Exercise directions » Return the whole listing, line for line, without the pictures in it.

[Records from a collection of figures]
* start *
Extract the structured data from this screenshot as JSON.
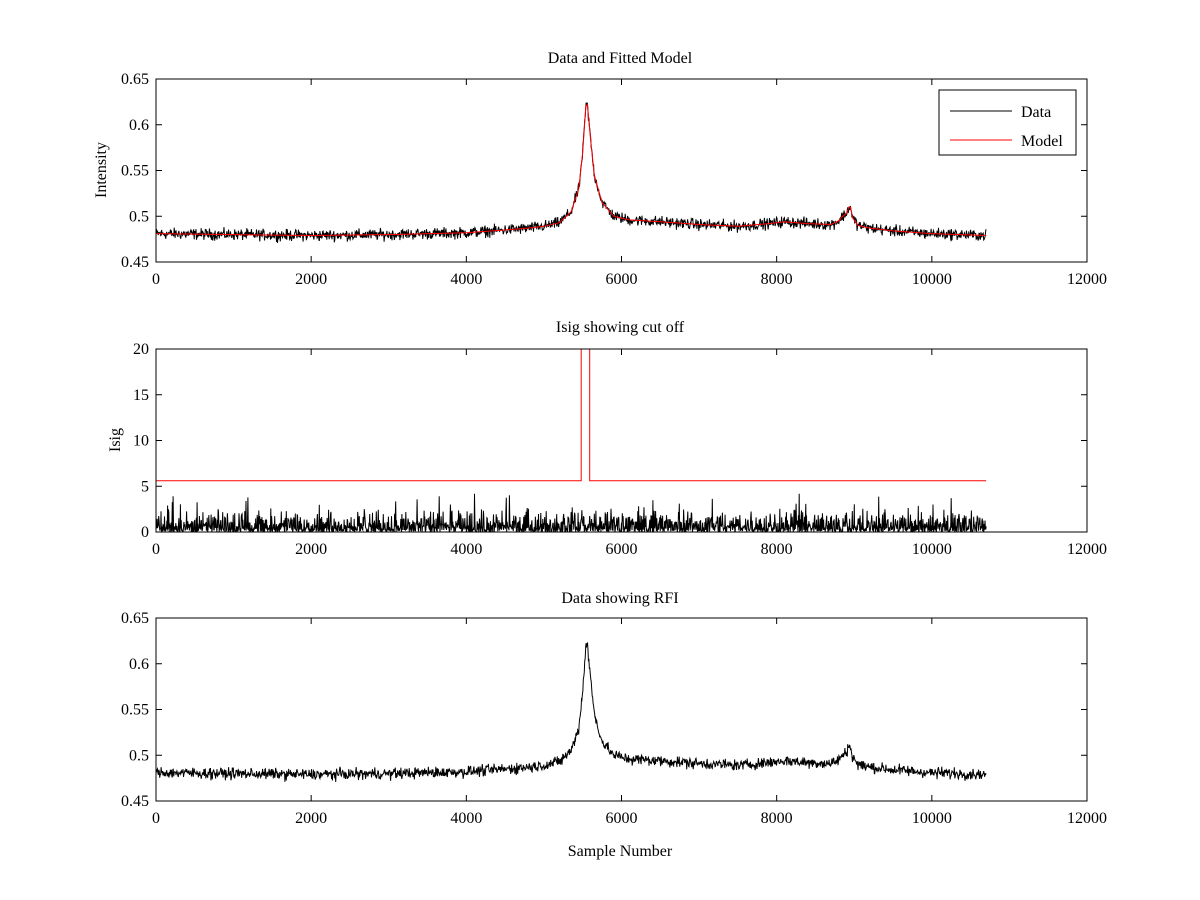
{
  "chart_data": [
    {
      "type": "line",
      "title": "Data and Fitted Model",
      "xlabel": "",
      "ylabel": "Intensity",
      "xlim": [
        0,
        12000
      ],
      "ylim": [
        0.45,
        0.65
      ],
      "xticks": [
        "0",
        "2000",
        "4000",
        "6000",
        "8000",
        "10000",
        "12000"
      ],
      "yticks": [
        "0.45",
        "0.5",
        "0.55",
        "0.6",
        "0.65"
      ],
      "grid": false,
      "legend_position": "top-right",
      "series": [
        {
          "name": "Data",
          "color": "#000000",
          "style": "noisy band around model",
          "x_range": [
            0,
            10700
          ],
          "noise_amplitude": 0.006
        },
        {
          "name": "Model",
          "color": "#ff0000",
          "x": [
            0,
            1000,
            2000,
            3000,
            4000,
            4500,
            4800,
            5000,
            5200,
            5350,
            5450,
            5500,
            5540,
            5560,
            5600,
            5650,
            5750,
            5900,
            6100,
            6500,
            7000,
            7500,
            7900,
            8100,
            8400,
            8700,
            8800,
            8850,
            8900,
            8930,
            8950,
            8980,
            9050,
            9200,
            9500,
            10000,
            10700
          ],
          "y": [
            0.481,
            0.48,
            0.479,
            0.48,
            0.482,
            0.485,
            0.487,
            0.489,
            0.493,
            0.505,
            0.53,
            0.57,
            0.62,
            0.622,
            0.585,
            0.545,
            0.515,
            0.5,
            0.496,
            0.494,
            0.491,
            0.489,
            0.492,
            0.494,
            0.492,
            0.491,
            0.495,
            0.5,
            0.503,
            0.51,
            0.51,
            0.498,
            0.49,
            0.487,
            0.484,
            0.481,
            0.479
          ]
        }
      ]
    },
    {
      "type": "line",
      "title": "Isig showing cut off",
      "xlabel": "",
      "ylabel": "Isig",
      "xlim": [
        0,
        12000
      ],
      "ylim": [
        0,
        20
      ],
      "xticks": [
        "0",
        "2000",
        "4000",
        "6000",
        "8000",
        "10000",
        "12000"
      ],
      "yticks": [
        "0",
        "5",
        "10",
        "15",
        "20"
      ],
      "grid": false,
      "series": [
        {
          "color": "#000000",
          "style": "noisy spikes",
          "x_range": [
            0,
            10700
          ],
          "typical_max": 2.5,
          "peak_max": 4.2
        },
        {
          "color": "#ff0000",
          "x": [
            0,
            5480,
            5480,
            5590,
            5590,
            10700
          ],
          "y": [
            5.6,
            5.6,
            20,
            20,
            5.6,
            5.6
          ]
        }
      ]
    },
    {
      "type": "line",
      "title": "Data showing RFI",
      "xlabel": "Sample Number",
      "ylabel": "",
      "xlim": [
        0,
        12000
      ],
      "ylim": [
        0.45,
        0.65
      ],
      "xticks": [
        "0",
        "2000",
        "4000",
        "6000",
        "8000",
        "10000",
        "12000"
      ],
      "yticks": [
        "0.45",
        "0.5",
        "0.55",
        "0.6",
        "0.65"
      ],
      "grid": false,
      "series": [
        {
          "color": "#000000",
          "style": "noisy band around baseline",
          "x_range": [
            0,
            10700
          ],
          "noise_amplitude": 0.006
        }
      ]
    }
  ]
}
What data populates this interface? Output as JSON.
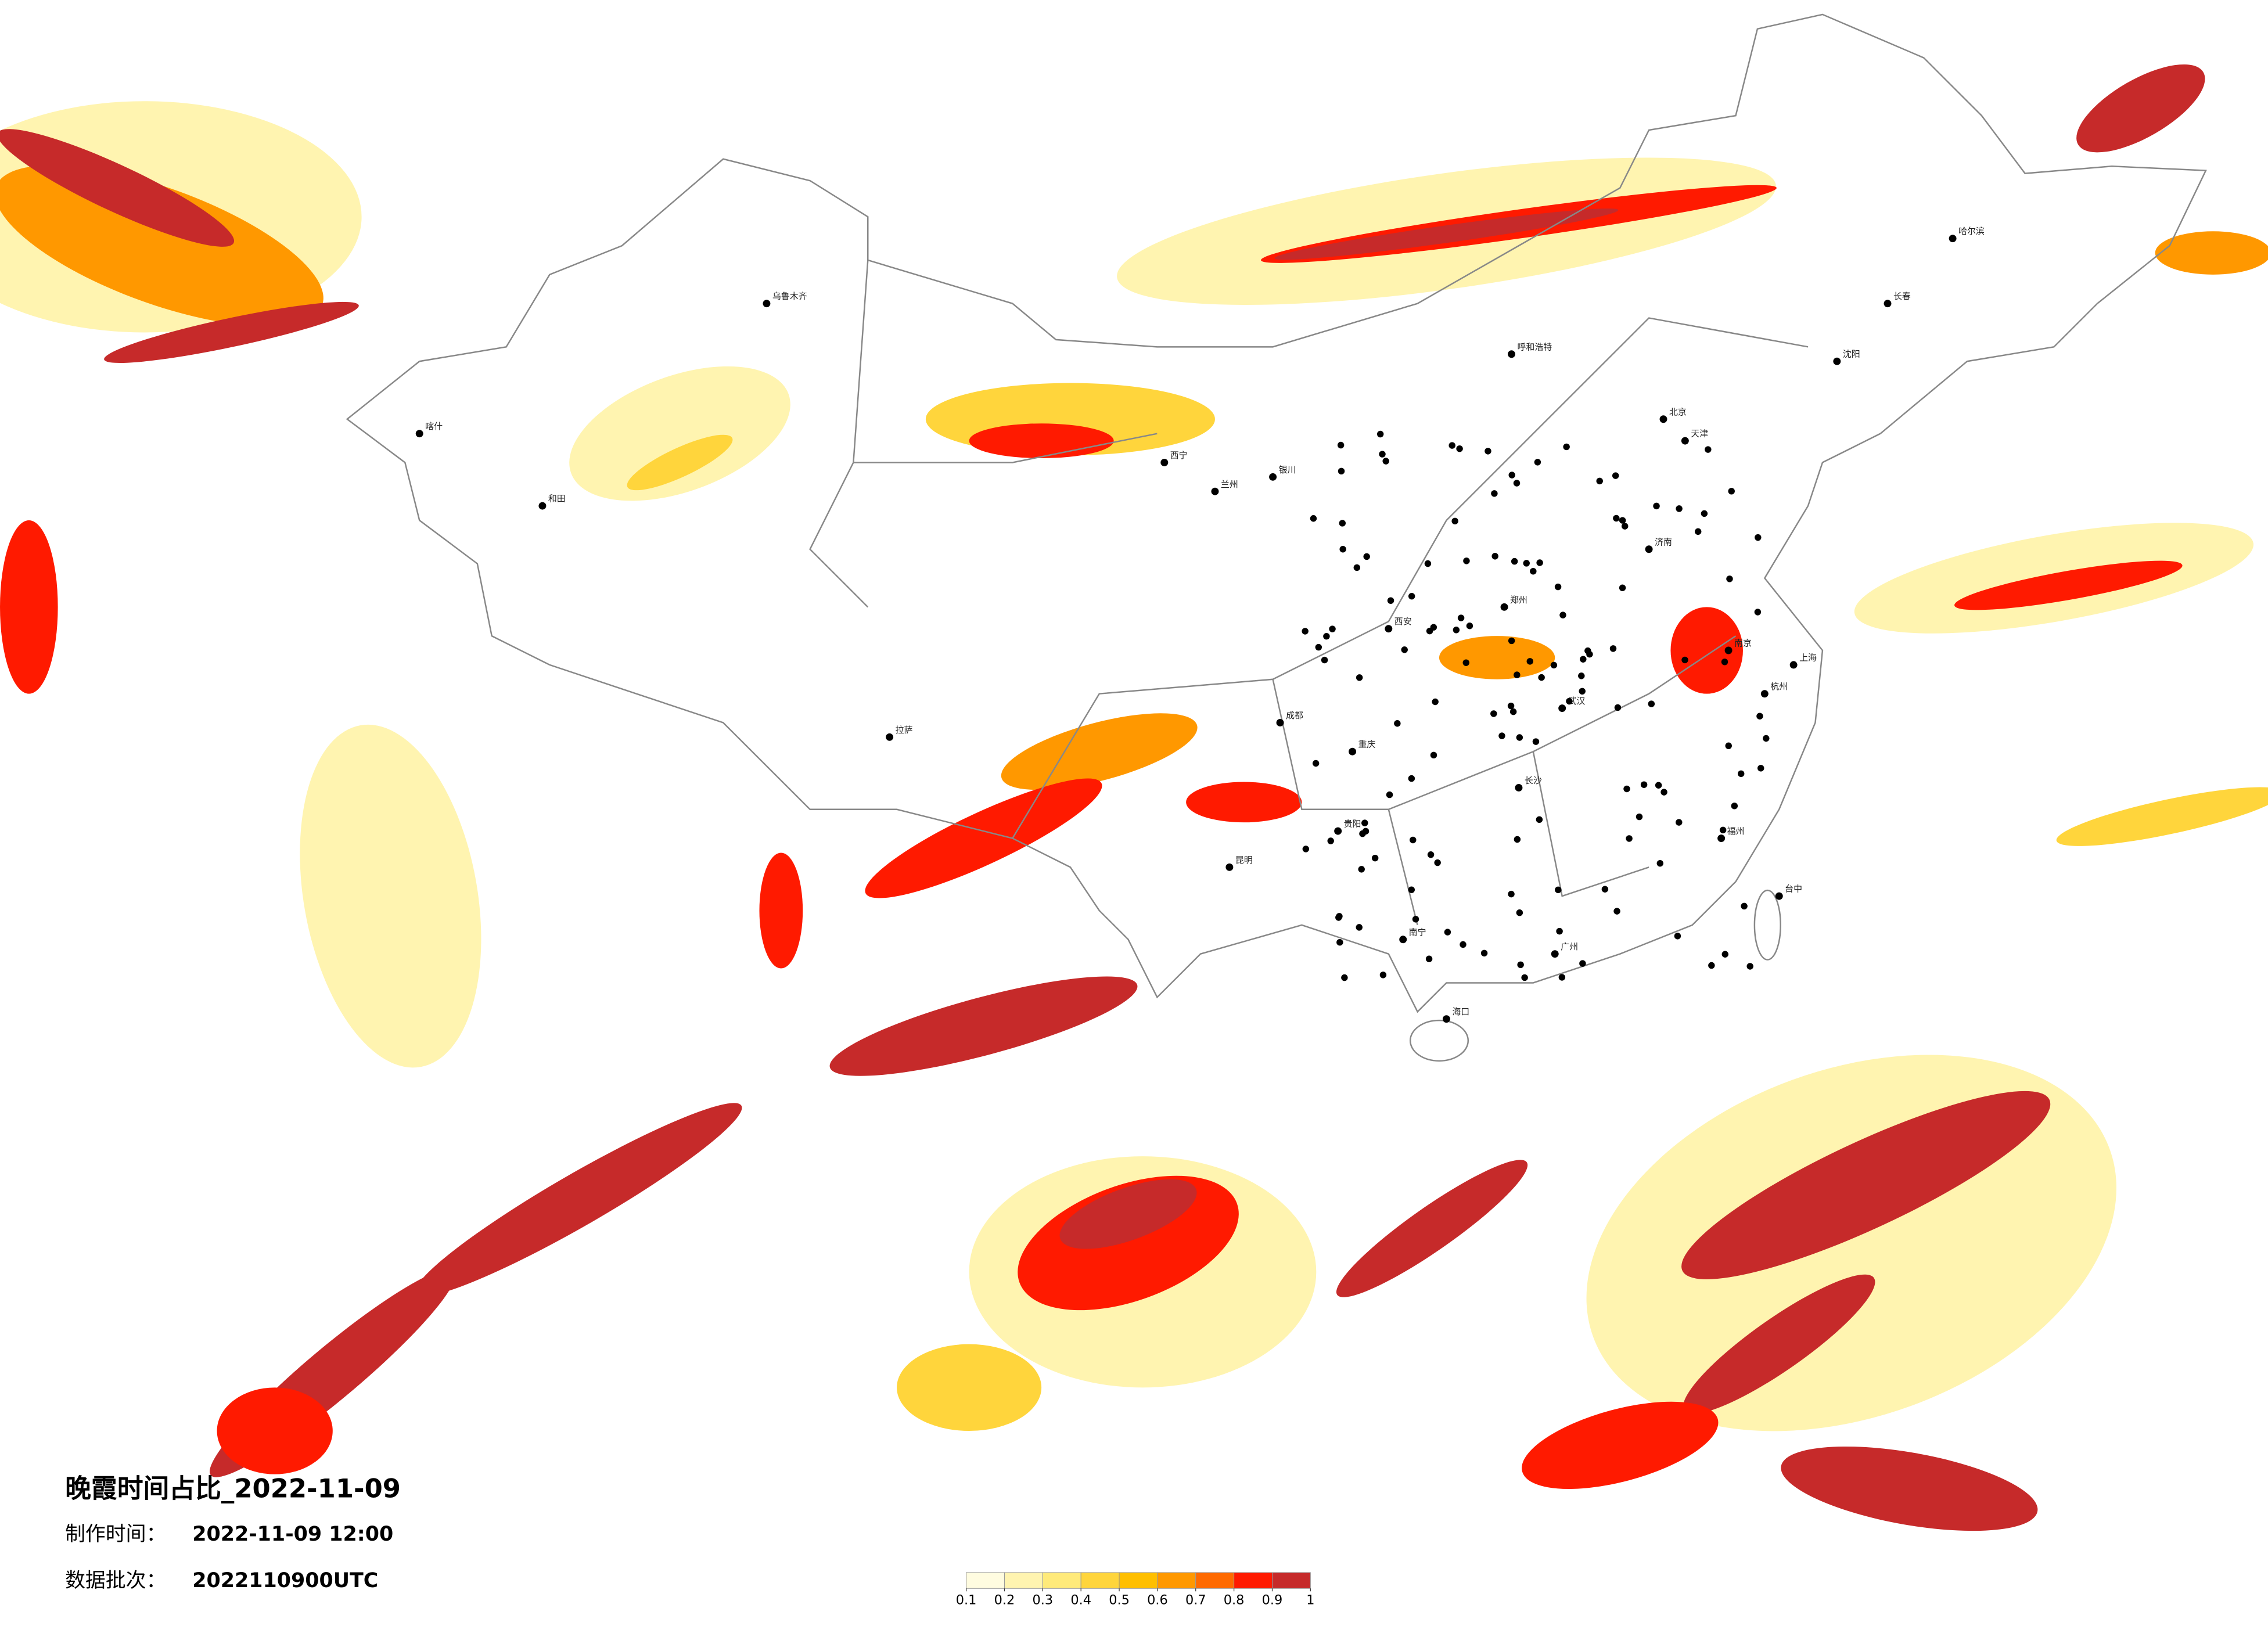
{
  "map": {
    "title": "晚霞时间占比_2022-11-09",
    "make_time_label": "制作时间：",
    "make_time": "2022-11-09 12:00",
    "batch_label": "数据批次：",
    "batch": "2022110900UTC",
    "cities": [
      "乌鲁木齐",
      "喀什",
      "和田",
      "拉萨",
      "西宁",
      "兰州",
      "银川",
      "呼和浩特",
      "北京",
      "天津",
      "沈阳",
      "哈尔滨",
      "长春",
      "郑州",
      "西安",
      "武汉",
      "南京",
      "上海",
      "杭州",
      "长沙",
      "成都",
      "重庆",
      "贵阳",
      "昆明",
      "南宁",
      "广州",
      "海口",
      "台中",
      "福州",
      "济南"
    ]
  },
  "legend": {
    "colors": [
      "#fffce0",
      "#fff4b0",
      "#ffea7a",
      "#ffd53c",
      "#ffbf00",
      "#ff9800",
      "#ff6a00",
      "#ff1a00",
      "#c62a2a"
    ],
    "vlim": [
      0.1,
      1
    ],
    "ticks": [
      0.1,
      0.2,
      0.3,
      0.4,
      0.5,
      0.6,
      0.7,
      0.8,
      0.9,
      1
    ]
  }
}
* end *
Response to this exercise »
Extract the structured data from this screenshot as JSON.
{
  "chart_data": [
    {
      "type": "line",
      "title": "Data and Fitted Model",
      "xlabel": "",
      "ylabel": "Intensity",
      "xlim": [
        0,
        12000
      ],
      "ylim": [
        0.45,
        0.65
      ],
      "xticks": [
        "0",
        "2000",
        "4000",
        "6000",
        "8000",
        "10000",
        "12000"
      ],
      "yticks": [
        "0.45",
        "0.5",
        "0.55",
        "0.6",
        "0.65"
      ],
      "grid": false,
      "legend_position": "top-right",
      "series": [
        {
          "name": "Data",
          "color": "#000000",
          "style": "noisy band around model",
          "x_range": [
            0,
            10700
          ],
          "noise_amplitude": 0.006
        },
        {
          "name": "Model",
          "color": "#ff0000",
          "x": [
            0,
            1000,
            2000,
            3000,
            4000,
            4500,
            4800,
            5000,
            5200,
            5350,
            5450,
            5500,
            5540,
            5560,
            5600,
            5650,
            5750,
            5900,
            6100,
            6500,
            7000,
            7500,
            7900,
            8100,
            8400,
            8700,
            8800,
            8850,
            8900,
            8930,
            8950,
            8980,
            9050,
            9200,
            9500,
            10000,
            10700
          ],
          "y": [
            0.481,
            0.48,
            0.479,
            0.48,
            0.482,
            0.485,
            0.487,
            0.489,
            0.493,
            0.505,
            0.53,
            0.57,
            0.62,
            0.622,
            0.585,
            0.545,
            0.515,
            0.5,
            0.496,
            0.494,
            0.491,
            0.489,
            0.492,
            0.494,
            0.492,
            0.491,
            0.495,
            0.5,
            0.503,
            0.51,
            0.51,
            0.498,
            0.49,
            0.487,
            0.484,
            0.481,
            0.479
          ]
        }
      ]
    },
    {
      "type": "line",
      "title": "Isig showing cut off",
      "xlabel": "",
      "ylabel": "Isig",
      "xlim": [
        0,
        12000
      ],
      "ylim": [
        0,
        20
      ],
      "xticks": [
        "0",
        "2000",
        "4000",
        "6000",
        "8000",
        "10000",
        "12000"
      ],
      "yticks": [
        "0",
        "5",
        "10",
        "15",
        "20"
      ],
      "grid": false,
      "series": [
        {
          "color": "#000000",
          "style": "noisy spikes",
          "x_range": [
            0,
            10700
          ],
          "typical_max": 2.5,
          "peak_max": 4.2
        },
        {
          "color": "#ff0000",
          "x": [
            0,
            5480,
            5480,
            5590,
            5590,
            10700
          ],
          "y": [
            5.6,
            5.6,
            20,
            20,
            5.6,
            5.6
          ]
        }
      ]
    },
    {
      "type": "line",
      "title": "Data showing RFI",
      "xlabel": "Sample Number",
      "ylabel": "",
      "xlim": [
        0,
        12000
      ],
      "ylim": [
        0.45,
        0.65
      ],
      "xticks": [
        "0",
        "2000",
        "4000",
        "6000",
        "8000",
        "10000",
        "12000"
      ],
      "yticks": [
        "0.45",
        "0.5",
        "0.55",
        "0.6",
        "0.65"
      ],
      "grid": false,
      "series": [
        {
          "color": "#000000",
          "style": "noisy band around baseline",
          "x_range": [
            0,
            10700
          ],
          "noise_amplitude": 0.006
        }
      ]
    }
  ]
}
What data populates this interface? Output as JSON.
{
  "map": {
    "title": "晚霞时间占比_2022-11-09",
    "make_time_label": "制作时间：",
    "make_time": "2022-11-09 12:00",
    "batch_label": "数据批次：",
    "batch": "2022110900UTC",
    "cities": [
      "乌鲁木齐",
      "喀什",
      "和田",
      "拉萨",
      "西宁",
      "兰州",
      "银川",
      "呼和浩特",
      "北京",
      "天津",
      "沈阳",
      "哈尔滨",
      "长春",
      "郑州",
      "西安",
      "武汉",
      "南京",
      "上海",
      "杭州",
      "长沙",
      "成都",
      "重庆",
      "贵阳",
      "昆明",
      "南宁",
      "广州",
      "海口",
      "台中",
      "福州",
      "济南"
    ]
  },
  "legend": {
    "colors": [
      "#fffce0",
      "#fff4b0",
      "#ffea7a",
      "#ffd53c",
      "#ffbf00",
      "#ff9800",
      "#ff6a00",
      "#ff1a00",
      "#c62a2a"
    ],
    "vlim": [
      0.1,
      1
    ],
    "ticks": [
      0.1,
      0.2,
      0.3,
      0.4,
      0.5,
      0.6,
      0.7,
      0.8,
      0.9,
      1
    ]
  }
}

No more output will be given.